TASK BRIEF:
Find every line in the records that holds the string "Costs". Copy each one.
+ + + + +
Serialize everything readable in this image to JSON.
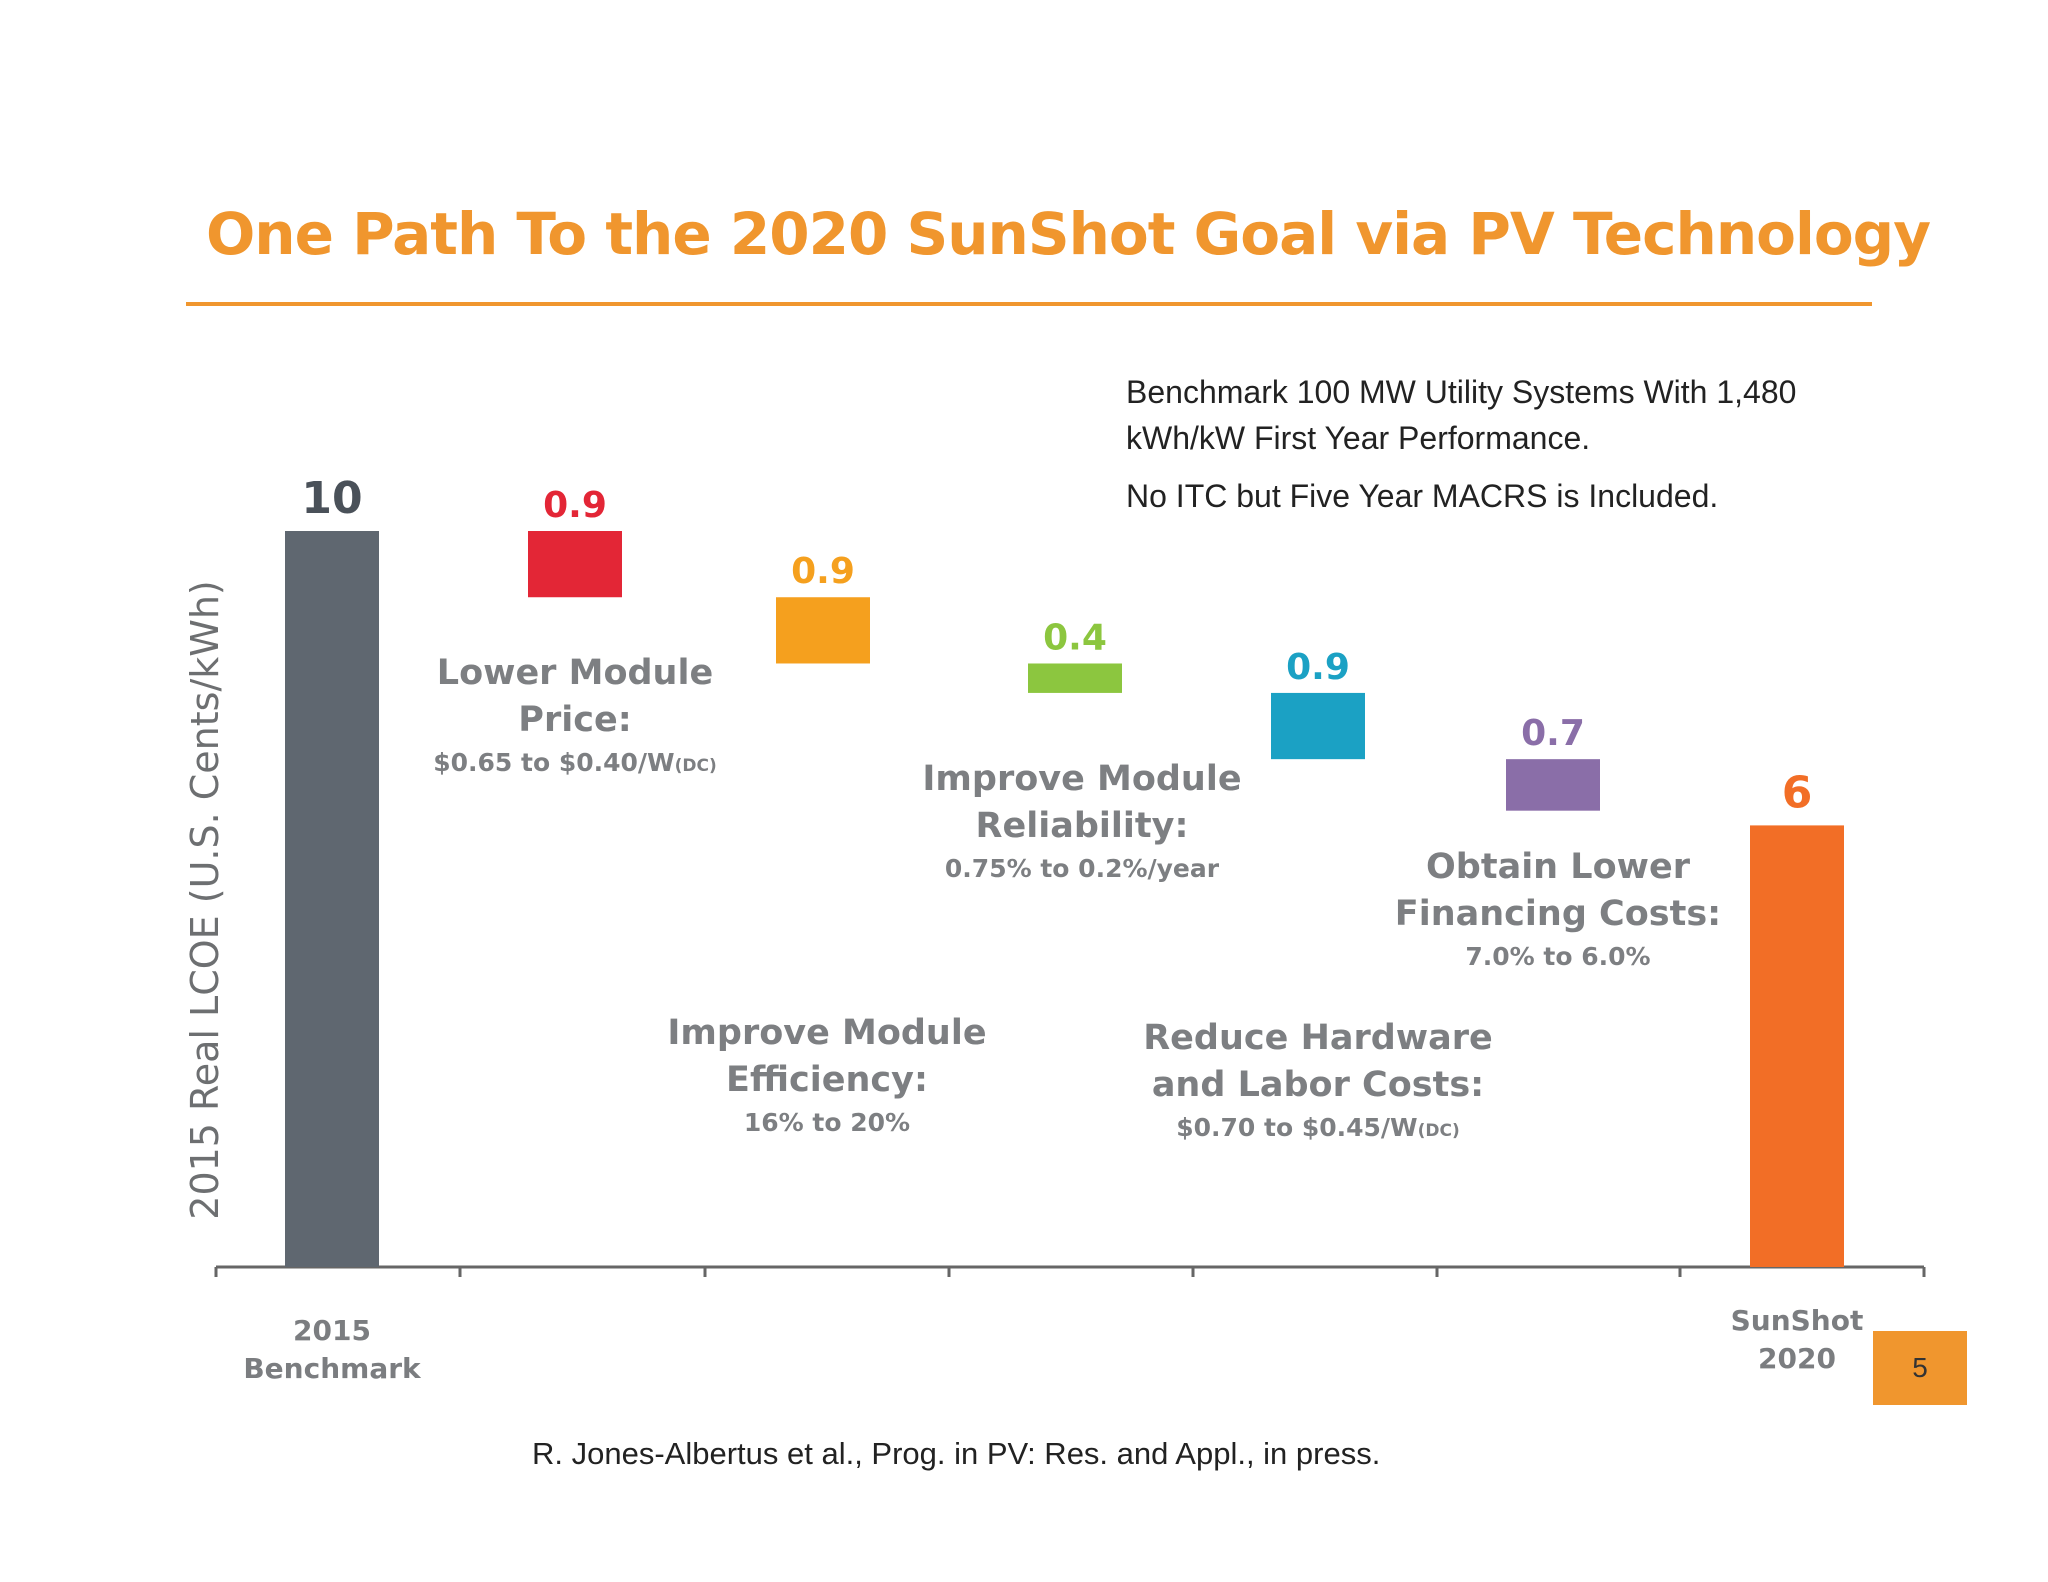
{
  "title": "One Path To the 2020 SunShot Goal via PV Technology",
  "notes": {
    "line1": "Benchmark 100 MW Utility Systems With 1,480",
    "line2": "kWh/kW First Year Performance.",
    "line3": "No ITC but Five Year MACRS is Included."
  },
  "citation": "R. Jones-Albertus et al., Prog. in PV: Res. and Appl., in press.",
  "page_number": "5",
  "chart_data": {
    "type": "bar",
    "subtype": "waterfall",
    "ylabel": "2015 Real LCOE (U.S. Cents/kWh)",
    "ylim": [
      0,
      10
    ],
    "grid": false,
    "legend": "none",
    "bars": [
      {
        "kind": "total",
        "value": 10,
        "label": "10",
        "category_line1": "2015",
        "category_line2": "Benchmark",
        "color": "#5f6770"
      },
      {
        "kind": "decrease",
        "value": 0.9,
        "label": "0.9",
        "color": "#e32636",
        "annotation": {
          "title1": "Lower Module",
          "title2": "Price:",
          "detail": "$0.65 to $0.40/W",
          "detail_sub": "(DC)"
        }
      },
      {
        "kind": "decrease",
        "value": 0.9,
        "label": "0.9",
        "color": "#f5a01e",
        "annotation": {
          "title1": "Improve Module",
          "title2": "Efficiency:",
          "detail": "16% to 20%",
          "detail_sub": ""
        }
      },
      {
        "kind": "decrease",
        "value": 0.4,
        "label": "0.4",
        "color": "#8cc63f",
        "annotation": {
          "title1": "Improve Module",
          "title2": "Reliability:",
          "detail": "0.75% to 0.2%/year",
          "detail_sub": ""
        }
      },
      {
        "kind": "decrease",
        "value": 0.9,
        "label": "0.9",
        "color": "#1ba1c4",
        "annotation": {
          "title1": "Reduce Hardware",
          "title2": "and Labor Costs:",
          "detail": "$0.70 to $0.45/W",
          "detail_sub": "(DC)"
        }
      },
      {
        "kind": "decrease",
        "value": 0.7,
        "label": "0.7",
        "color": "#8a6ea8",
        "annotation": {
          "title1": "Obtain Lower",
          "title2": "Financing Costs:",
          "detail": "7.0% to 6.0%",
          "detail_sub": ""
        }
      },
      {
        "kind": "total",
        "value": 6,
        "label": "6",
        "category_line1": "SunShot",
        "category_line2": "2020",
        "color": "#f26e26"
      }
    ]
  }
}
+ + + + +
FINAL RESULT:
          "title2": "and Labor Costs:",
          "title2": "Financing Costs:",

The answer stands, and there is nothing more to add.